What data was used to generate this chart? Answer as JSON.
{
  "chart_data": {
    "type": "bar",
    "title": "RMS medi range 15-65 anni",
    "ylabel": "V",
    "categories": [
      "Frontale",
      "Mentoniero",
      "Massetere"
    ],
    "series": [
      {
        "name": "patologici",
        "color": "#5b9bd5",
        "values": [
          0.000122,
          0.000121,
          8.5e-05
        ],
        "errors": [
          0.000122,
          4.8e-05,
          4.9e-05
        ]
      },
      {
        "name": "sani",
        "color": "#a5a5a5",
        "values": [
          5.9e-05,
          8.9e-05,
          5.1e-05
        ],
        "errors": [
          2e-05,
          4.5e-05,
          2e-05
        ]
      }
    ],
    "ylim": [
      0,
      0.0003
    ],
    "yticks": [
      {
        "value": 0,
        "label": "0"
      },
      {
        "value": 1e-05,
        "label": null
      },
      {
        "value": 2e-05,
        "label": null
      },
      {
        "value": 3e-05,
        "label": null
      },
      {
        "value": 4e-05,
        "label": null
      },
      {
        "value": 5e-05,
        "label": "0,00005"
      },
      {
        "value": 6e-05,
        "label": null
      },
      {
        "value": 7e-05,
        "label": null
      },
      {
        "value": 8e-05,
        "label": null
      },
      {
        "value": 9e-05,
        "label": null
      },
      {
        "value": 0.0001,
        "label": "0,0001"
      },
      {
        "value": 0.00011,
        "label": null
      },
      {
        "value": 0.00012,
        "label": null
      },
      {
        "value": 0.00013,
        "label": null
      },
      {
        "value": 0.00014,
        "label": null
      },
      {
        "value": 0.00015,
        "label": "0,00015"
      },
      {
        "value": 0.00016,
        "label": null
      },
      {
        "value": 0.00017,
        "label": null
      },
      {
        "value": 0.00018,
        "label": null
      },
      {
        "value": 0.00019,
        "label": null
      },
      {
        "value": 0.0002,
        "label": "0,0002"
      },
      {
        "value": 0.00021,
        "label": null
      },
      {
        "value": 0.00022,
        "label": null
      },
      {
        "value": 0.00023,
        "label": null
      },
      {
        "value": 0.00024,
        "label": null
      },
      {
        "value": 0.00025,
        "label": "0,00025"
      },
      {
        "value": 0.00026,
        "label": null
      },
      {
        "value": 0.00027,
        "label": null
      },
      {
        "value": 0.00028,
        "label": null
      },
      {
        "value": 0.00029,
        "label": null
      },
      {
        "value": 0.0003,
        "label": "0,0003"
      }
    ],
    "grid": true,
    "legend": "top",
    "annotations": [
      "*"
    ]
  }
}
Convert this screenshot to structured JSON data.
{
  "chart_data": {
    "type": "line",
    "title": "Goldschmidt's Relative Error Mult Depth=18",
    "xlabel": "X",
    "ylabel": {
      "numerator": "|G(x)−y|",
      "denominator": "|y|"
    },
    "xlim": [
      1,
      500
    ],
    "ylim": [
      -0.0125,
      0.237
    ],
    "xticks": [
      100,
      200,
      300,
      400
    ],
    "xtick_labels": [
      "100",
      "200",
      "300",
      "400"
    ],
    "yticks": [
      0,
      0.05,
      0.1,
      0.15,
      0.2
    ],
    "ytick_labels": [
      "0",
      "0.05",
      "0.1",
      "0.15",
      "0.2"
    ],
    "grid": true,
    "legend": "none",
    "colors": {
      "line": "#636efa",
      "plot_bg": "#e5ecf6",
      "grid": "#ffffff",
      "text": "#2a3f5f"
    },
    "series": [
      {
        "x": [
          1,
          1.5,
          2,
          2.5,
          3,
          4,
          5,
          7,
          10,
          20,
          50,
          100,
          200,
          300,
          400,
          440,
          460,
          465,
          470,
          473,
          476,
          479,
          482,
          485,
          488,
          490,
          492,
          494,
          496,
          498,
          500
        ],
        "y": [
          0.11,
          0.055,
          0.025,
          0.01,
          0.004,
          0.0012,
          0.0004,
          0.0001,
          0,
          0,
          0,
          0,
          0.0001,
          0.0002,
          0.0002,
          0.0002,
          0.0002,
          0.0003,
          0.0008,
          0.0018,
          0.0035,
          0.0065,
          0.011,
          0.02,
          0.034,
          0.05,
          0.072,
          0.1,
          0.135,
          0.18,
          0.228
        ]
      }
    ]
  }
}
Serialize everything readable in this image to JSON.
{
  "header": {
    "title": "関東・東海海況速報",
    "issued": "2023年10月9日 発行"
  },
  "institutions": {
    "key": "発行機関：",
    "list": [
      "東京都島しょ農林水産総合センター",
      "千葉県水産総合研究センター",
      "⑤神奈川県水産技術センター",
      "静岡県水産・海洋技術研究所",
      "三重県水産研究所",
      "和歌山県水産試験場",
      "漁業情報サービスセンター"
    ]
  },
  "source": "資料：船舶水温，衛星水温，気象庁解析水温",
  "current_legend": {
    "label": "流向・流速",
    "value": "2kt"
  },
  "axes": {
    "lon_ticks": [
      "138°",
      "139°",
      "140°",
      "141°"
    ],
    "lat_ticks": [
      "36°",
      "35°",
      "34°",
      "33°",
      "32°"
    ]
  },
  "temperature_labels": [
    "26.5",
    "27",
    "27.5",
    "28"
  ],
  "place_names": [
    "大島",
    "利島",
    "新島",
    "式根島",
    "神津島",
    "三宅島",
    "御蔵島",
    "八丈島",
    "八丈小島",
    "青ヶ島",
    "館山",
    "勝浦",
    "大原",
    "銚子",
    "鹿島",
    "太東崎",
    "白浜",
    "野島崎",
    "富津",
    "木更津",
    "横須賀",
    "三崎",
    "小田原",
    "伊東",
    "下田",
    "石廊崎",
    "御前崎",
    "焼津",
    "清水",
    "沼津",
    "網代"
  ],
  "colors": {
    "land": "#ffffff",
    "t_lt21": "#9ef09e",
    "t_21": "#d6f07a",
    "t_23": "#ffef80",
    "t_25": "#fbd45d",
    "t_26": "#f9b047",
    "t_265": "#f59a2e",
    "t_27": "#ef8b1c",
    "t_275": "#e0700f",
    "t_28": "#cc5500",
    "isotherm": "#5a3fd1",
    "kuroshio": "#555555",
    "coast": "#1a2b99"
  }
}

------------------------------------

◆ Short problem
Copy every line from the entries that contains the word "JSON".

◆ The completed task
What data was used to generate this chart? Answer as JSON.
Convert this screenshot to structured JSON data.
Serialize everything readable in this image to JSON.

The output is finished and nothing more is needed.